┌────────

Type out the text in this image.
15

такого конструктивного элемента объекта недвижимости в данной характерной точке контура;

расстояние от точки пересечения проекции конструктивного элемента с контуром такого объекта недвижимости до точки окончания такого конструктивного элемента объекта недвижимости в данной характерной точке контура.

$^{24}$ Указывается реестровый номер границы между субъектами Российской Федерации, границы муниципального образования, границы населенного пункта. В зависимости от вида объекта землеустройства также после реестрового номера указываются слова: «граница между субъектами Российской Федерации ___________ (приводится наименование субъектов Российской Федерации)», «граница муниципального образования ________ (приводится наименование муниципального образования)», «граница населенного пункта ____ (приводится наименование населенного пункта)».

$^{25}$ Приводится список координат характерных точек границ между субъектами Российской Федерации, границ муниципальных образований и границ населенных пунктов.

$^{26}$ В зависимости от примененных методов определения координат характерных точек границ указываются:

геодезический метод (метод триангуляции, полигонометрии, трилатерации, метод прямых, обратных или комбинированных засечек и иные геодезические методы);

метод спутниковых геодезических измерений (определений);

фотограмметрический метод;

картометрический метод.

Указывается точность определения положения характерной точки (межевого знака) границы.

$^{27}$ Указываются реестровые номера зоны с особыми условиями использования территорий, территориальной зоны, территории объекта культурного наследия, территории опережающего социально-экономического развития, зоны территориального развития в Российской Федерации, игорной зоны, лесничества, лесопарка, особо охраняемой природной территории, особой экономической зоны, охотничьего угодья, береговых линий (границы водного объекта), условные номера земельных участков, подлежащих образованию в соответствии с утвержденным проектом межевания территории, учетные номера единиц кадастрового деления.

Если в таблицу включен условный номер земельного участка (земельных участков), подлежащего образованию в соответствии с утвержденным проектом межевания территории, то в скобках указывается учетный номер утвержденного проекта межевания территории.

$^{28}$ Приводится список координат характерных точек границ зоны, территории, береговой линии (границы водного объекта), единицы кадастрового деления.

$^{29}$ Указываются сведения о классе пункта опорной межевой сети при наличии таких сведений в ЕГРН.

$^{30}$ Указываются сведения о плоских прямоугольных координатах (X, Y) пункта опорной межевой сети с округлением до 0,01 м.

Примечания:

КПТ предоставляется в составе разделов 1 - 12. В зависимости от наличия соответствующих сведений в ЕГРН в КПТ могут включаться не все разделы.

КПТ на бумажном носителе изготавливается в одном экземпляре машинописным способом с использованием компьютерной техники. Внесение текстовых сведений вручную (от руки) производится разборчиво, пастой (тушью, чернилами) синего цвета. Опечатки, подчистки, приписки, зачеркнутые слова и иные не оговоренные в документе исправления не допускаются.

└────────
┌────────

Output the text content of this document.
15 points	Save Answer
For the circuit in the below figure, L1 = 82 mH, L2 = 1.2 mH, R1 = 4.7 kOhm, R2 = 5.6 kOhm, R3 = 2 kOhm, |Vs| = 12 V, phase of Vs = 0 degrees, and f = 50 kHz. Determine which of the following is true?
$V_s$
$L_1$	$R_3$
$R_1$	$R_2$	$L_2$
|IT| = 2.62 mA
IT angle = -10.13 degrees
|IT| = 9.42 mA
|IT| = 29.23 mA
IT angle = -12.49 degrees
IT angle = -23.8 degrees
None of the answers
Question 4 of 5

└────────
┌────────

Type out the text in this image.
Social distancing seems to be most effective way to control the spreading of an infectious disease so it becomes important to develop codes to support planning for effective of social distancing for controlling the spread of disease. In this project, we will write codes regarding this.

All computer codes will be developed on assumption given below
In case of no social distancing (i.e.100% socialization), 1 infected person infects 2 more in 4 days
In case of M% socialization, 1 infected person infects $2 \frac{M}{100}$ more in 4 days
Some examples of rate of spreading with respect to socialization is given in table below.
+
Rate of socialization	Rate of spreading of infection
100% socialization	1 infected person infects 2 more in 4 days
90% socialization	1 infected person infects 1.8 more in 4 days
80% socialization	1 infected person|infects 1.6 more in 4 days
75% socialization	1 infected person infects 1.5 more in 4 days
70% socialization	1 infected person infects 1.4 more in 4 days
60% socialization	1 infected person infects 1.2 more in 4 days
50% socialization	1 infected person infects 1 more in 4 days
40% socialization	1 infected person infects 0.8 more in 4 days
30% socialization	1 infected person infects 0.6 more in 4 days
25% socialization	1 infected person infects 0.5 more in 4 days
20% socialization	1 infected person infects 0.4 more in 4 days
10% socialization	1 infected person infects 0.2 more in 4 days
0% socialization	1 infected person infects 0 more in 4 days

└────────

Count all lines of the data that include "элемента". The answer is the number alone.

### The reply
2